Task objective: Locate and copy each line in the data that contains the word "this".

Record excerpts:
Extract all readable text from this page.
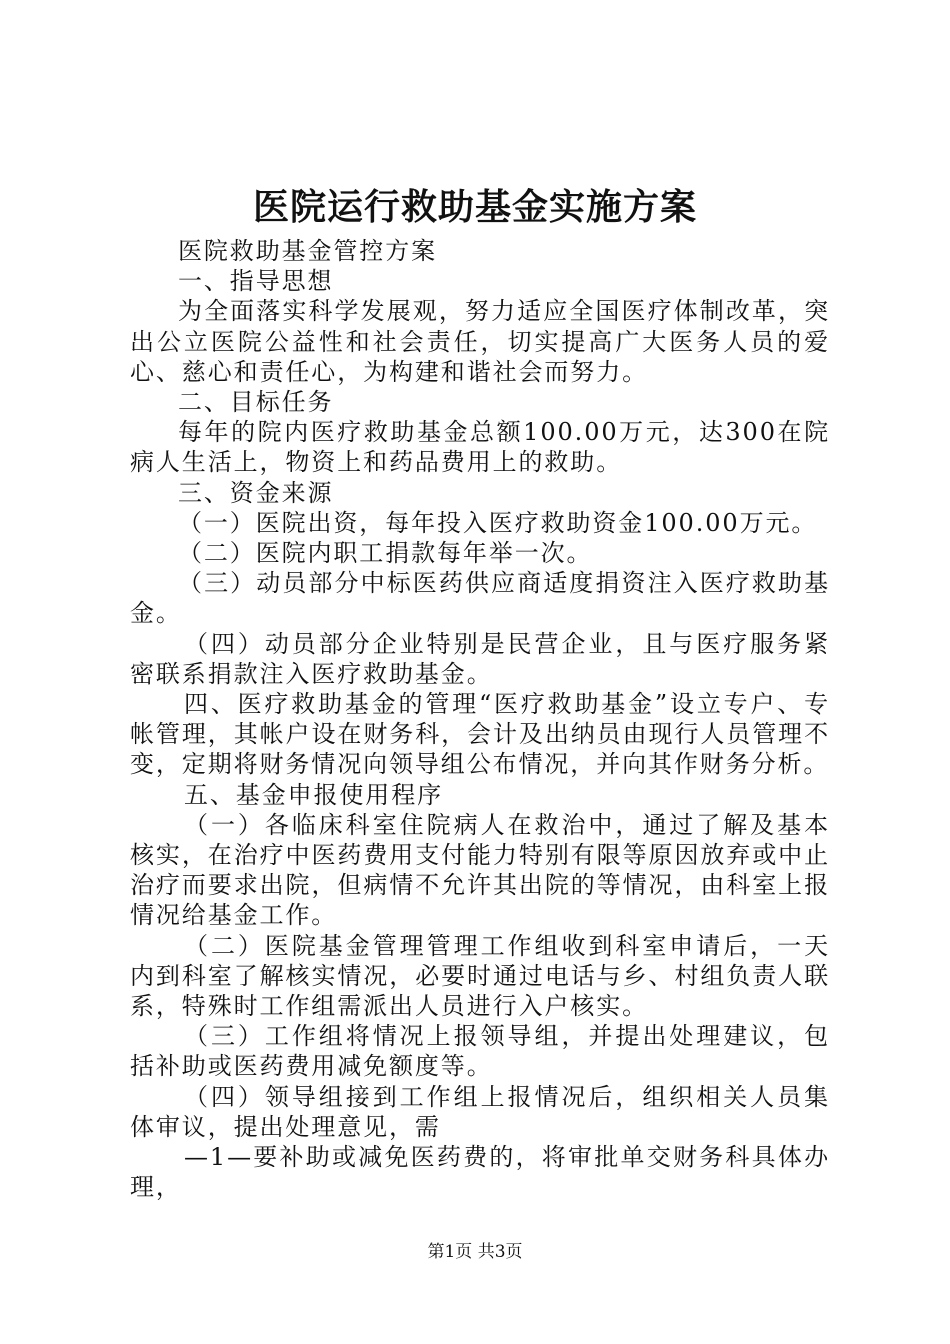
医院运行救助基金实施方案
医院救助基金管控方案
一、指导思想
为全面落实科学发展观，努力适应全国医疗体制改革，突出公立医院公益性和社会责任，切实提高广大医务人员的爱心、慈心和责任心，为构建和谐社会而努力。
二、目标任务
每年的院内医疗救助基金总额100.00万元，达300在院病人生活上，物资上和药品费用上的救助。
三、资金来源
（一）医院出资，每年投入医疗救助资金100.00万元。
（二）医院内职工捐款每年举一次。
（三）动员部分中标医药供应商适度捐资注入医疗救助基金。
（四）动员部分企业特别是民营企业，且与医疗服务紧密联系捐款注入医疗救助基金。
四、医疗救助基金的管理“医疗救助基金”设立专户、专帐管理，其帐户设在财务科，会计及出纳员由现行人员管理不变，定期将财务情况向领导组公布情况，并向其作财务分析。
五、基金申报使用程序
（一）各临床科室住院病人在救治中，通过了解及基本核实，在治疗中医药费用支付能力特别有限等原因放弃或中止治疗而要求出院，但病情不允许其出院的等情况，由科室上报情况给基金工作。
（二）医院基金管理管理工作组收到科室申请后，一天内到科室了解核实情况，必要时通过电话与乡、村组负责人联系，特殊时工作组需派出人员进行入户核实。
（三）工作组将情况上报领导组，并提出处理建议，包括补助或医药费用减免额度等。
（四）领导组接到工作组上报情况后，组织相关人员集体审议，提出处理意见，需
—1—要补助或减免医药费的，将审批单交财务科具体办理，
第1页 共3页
...
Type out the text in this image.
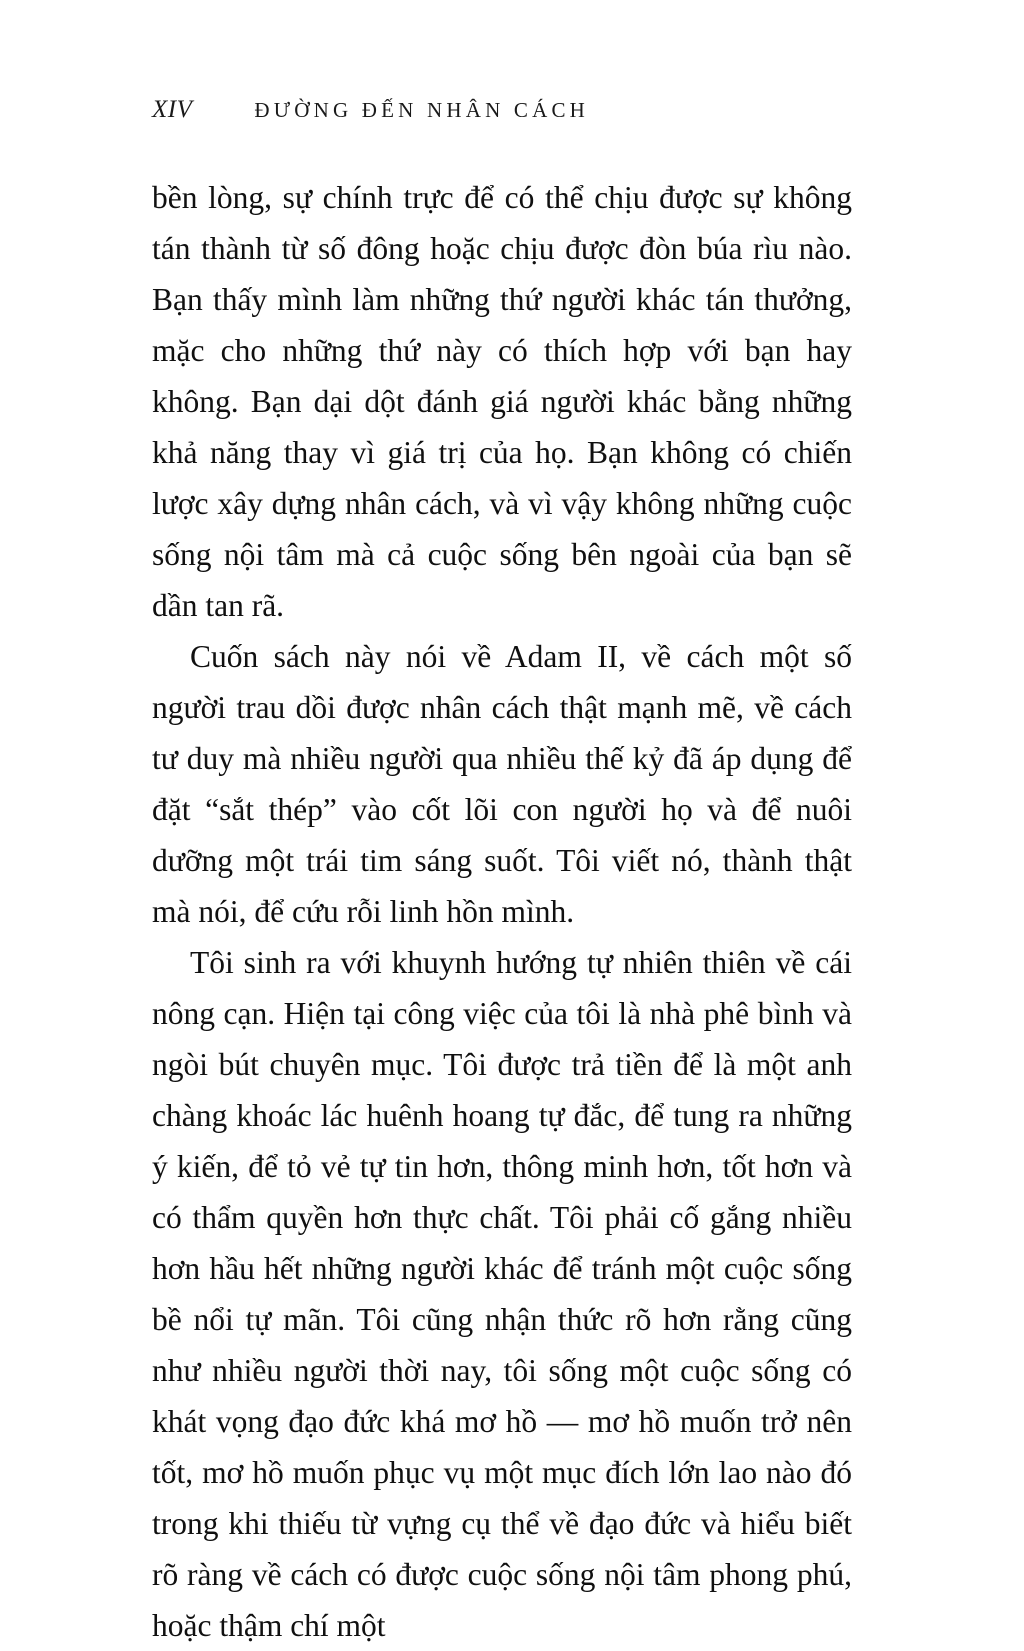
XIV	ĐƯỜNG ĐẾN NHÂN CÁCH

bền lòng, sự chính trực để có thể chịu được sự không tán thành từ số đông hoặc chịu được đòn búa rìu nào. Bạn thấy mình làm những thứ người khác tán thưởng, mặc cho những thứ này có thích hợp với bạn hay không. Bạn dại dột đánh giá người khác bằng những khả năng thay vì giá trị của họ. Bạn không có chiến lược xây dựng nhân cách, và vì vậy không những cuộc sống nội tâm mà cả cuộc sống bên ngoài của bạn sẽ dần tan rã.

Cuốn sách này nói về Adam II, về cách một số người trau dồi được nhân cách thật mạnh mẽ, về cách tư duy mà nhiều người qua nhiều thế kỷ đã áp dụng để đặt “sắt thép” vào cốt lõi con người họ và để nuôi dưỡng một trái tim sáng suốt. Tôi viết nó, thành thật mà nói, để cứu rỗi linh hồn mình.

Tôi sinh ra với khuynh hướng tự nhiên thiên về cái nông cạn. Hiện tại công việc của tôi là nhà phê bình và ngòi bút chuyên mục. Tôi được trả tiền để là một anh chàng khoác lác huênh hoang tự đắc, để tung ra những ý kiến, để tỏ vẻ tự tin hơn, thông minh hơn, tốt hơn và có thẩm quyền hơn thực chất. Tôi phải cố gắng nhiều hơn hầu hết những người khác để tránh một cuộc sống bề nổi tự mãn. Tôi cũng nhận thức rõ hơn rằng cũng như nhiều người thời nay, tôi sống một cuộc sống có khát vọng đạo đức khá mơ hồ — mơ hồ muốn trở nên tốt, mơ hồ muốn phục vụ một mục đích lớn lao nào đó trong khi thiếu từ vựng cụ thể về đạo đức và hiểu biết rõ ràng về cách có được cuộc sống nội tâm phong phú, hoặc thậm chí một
* * *
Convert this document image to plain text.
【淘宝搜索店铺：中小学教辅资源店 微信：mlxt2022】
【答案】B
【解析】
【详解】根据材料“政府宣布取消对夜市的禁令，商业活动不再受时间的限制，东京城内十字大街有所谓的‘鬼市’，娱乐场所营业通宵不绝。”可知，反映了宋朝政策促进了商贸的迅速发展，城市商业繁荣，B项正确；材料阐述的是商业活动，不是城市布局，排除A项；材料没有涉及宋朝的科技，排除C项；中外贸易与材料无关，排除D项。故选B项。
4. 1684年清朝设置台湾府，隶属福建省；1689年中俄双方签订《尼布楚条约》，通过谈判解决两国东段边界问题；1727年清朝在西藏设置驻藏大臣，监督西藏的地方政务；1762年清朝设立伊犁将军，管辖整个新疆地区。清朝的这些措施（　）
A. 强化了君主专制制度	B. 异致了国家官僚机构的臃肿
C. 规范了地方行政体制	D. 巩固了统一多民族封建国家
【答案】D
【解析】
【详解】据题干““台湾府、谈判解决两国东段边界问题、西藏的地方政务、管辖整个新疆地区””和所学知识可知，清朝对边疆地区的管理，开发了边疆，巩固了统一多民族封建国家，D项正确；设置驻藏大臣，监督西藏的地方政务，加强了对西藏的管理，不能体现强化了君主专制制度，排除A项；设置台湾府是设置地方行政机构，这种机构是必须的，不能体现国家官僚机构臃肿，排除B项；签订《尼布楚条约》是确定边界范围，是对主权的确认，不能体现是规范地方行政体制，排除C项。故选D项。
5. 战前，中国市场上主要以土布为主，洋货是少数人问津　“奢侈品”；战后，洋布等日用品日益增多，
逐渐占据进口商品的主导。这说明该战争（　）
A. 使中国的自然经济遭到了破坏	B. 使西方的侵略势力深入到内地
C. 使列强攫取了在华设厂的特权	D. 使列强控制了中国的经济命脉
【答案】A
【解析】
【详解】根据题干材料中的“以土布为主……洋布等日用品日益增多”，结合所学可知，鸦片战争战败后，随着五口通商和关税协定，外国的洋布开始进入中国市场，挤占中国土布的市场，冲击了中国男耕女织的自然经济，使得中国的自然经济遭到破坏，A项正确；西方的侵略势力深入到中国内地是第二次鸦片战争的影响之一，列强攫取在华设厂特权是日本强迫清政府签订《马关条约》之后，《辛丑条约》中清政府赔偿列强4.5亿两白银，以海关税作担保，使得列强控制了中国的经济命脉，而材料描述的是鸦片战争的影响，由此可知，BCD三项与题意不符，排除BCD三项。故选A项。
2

Written reply:
Extract all readable text from this page.
Type out the text in this image.
Convert this document image to plain text.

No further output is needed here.